- _Set exercise_
Copy the data word for word, keeping every line.

- _Records for the exercise_
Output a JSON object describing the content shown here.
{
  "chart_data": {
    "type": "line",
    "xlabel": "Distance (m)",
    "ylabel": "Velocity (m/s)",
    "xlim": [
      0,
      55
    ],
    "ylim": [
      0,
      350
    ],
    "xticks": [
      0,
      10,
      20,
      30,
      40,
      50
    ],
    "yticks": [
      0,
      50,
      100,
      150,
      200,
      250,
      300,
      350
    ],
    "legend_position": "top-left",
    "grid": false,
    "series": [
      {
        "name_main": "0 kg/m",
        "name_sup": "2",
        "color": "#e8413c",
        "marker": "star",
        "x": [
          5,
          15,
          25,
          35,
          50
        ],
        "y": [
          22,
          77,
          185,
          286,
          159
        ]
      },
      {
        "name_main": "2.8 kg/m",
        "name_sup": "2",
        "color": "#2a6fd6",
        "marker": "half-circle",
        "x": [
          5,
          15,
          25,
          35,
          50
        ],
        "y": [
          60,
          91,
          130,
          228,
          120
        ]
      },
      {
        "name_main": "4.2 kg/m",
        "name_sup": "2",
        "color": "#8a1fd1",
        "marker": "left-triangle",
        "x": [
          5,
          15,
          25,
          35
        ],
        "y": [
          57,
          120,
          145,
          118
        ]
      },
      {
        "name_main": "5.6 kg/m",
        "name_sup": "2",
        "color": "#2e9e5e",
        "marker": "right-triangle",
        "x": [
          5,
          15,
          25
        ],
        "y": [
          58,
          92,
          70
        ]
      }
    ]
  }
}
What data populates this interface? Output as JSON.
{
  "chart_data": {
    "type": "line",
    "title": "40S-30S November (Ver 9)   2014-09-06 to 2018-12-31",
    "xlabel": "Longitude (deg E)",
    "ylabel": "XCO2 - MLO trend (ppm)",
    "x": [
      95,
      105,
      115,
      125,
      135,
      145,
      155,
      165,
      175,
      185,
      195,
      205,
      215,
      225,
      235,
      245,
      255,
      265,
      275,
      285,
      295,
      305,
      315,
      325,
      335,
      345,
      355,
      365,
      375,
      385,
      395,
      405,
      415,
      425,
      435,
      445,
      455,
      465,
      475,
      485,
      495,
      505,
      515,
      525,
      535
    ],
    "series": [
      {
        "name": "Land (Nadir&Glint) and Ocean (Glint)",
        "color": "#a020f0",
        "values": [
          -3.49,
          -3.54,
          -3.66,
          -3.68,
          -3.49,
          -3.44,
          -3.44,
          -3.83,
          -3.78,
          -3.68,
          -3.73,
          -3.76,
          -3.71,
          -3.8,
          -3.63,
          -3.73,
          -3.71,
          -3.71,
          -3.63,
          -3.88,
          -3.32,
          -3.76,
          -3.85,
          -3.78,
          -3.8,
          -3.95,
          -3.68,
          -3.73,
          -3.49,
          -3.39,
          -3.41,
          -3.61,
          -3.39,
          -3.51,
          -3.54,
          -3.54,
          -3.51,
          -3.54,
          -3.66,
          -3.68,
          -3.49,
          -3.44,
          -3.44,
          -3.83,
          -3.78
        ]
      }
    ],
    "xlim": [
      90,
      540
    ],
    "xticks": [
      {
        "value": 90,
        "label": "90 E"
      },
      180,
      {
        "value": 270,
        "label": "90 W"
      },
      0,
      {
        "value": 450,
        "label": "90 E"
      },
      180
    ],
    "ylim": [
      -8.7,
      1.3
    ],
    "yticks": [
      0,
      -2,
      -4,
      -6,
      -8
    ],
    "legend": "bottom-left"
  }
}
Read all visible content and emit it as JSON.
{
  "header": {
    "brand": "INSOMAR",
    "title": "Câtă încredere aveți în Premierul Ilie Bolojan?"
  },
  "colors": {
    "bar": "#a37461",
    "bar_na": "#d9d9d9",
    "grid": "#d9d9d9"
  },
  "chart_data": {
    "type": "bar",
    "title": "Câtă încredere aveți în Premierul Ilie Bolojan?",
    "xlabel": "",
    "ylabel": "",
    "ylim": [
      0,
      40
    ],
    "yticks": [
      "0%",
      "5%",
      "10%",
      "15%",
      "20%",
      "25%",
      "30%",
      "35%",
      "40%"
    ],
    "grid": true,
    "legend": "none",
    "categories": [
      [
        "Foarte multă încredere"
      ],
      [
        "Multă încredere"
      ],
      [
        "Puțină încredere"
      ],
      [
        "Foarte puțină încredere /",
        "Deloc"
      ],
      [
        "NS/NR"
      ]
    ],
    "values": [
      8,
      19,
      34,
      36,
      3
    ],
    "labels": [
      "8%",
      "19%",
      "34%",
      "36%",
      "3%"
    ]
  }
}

- _Response for this exercise_
Output a JSON object describing the content shown here.
{
  "chart_data": {
    "type": "line",
    "xlabel": "Distance (m)",
    "ylabel": "Velocity (m/s)",
    "xlim": [
      0,
      55
    ],
    "ylim": [
      0,
      350
    ],
    "xticks": [
      0,
      10,
      20,
      30,
      40,
      50
    ],
    "yticks": [
      0,
      50,
      100,
      150,
      200,
      250,
      300,
      350
    ],
    "legend_position": "top-left",
    "grid": false,
    "series": [
      {
        "name_main": "0 kg/m",
        "name_sup": "2",
        "color": "#e8413c",
        "marker": "star",
        "x": [
          5,
          15,
          25,
          35,
          50
        ],
        "y": [
          22,
          77,
          185,
          286,
          159
        ]
      },
      {
        "name_main": "2.8 kg/m",
        "name_sup": "2",
        "color": "#2a6fd6",
        "marker": "half-circle",
        "x": [
          5,
          15,
          25,
          35,
          50
        ],
        "y": [
          60,
          91,
          130,
          228,
          120
        ]
      },
      {
        "name_main": "4.2 kg/m",
        "name_sup": "2",
        "color": "#8a1fd1",
        "marker": "left-triangle",
        "x": [
          5,
          15,
          25,
          35
        ],
        "y": [
          57,
          120,
          145,
          118
        ]
      },
      {
        "name_main": "5.6 kg/m",
        "name_sup": "2",
        "color": "#2e9e5e",
        "marker": "right-triangle",
        "x": [
          5,
          15,
          25
        ],
        "y": [
          58,
          92,
          70
        ]
      }
    ]
  }
}
What data populates this interface? Output as JSON.
{
  "chart_data": {
    "type": "line",
    "title": "40S-30S November (Ver 9)   2014-09-06 to 2018-12-31",
    "xlabel": "Longitude (deg E)",
    "ylabel": "XCO2 - MLO trend (ppm)",
    "x": [
      95,
      105,
      115,
      125,
      135,
      145,
      155,
      165,
      175,
      185,
      195,
      205,
      215,
      225,
      235,
      245,
      255,
      265,
      275,
      285,
      295,
      305,
      315,
      325,
      335,
      345,
      355,
      365,
      375,
      385,
      395,
      405,
      415,
      425,
      435,
      445,
      455,
      465,
      475,
      485,
      495,
      505,
      515,
      525,
      535
    ],
    "series": [
      {
        "name": "Land (Nadir&Glint) and Ocean (Glint)",
        "color": "#a020f0",
        "values": [
          -3.49,
          -3.54,
          -3.66,
          -3.68,
          -3.49,
          -3.44,
          -3.44,
          -3.83,
          -3.78,
          -3.68,
          -3.73,
          -3.76,
          -3.71,
          -3.8,
          -3.63,
          -3.73,
          -3.71,
          -3.71,
          -3.63,
          -3.88,
          -3.32,
          -3.76,
          -3.85,
          -3.78,
          -3.8,
          -3.95,
          -3.68,
          -3.73,
          -3.49,
          -3.39,
          -3.41,
          -3.61,
          -3.39,
          -3.51,
          -3.54,
          -3.54,
          -3.51,
          -3.54,
          -3.66,
          -3.68,
          -3.49,
          -3.44,
          -3.44,
          -3.83,
          -3.78
        ]
      }
    ],
    "xlim": [
      90,
      540
    ],
    "xticks": [
      {
        "value": 90,
        "label": "90 E"
      },
      180,
      {
        "value": 270,
        "label": "90 W"
      },
      0,
      {
        "value": 450,
        "label": "90 E"
      },
      180
    ],
    "ylim": [
      -8.7,
      1.3
    ],
    "yticks": [
      0,
      -2,
      -4,
      -6,
      -8
    ],
    "legend": "bottom-left"
  }
}
Read all visible content and emit it as JSON.
{
  "header": {
    "brand": "INSOMAR",
    "title": "Câtă încredere aveți în Premierul Ilie Bolojan?"
  },
  "colors": {
    "bar": "#a37461",
    "bar_na": "#d9d9d9",
    "grid": "#d9d9d9"
  },
  "chart_data": {
    "type": "bar",
    "title": "Câtă încredere aveți în Premierul Ilie Bolojan?",
    "xlabel": "",
    "ylabel": "",
    "ylim": [
      0,
      40
    ],
    "yticks": [
      "0%",
      "5%",
      "10%",
      "15%",
      "20%",
      "25%",
      "30%",
      "35%",
      "40%"
    ],
    "grid": true,
    "legend": "none",
    "categories": [
      [
        "Foarte multă încredere"
      ],
      [
        "Multă încredere"
      ],
      [
        "Puțină încredere"
      ],
      [
        "Foarte puțină încredere /",
        "Deloc"
      ],
      [
        "NS/NR"
      ]
    ],
    "values": [
      8,
      19,
      34,
      36,
      3
    ],
    "labels": [
      "8%",
      "19%",
      "34%",
      "36%",
      "3%"
    ]
  }
}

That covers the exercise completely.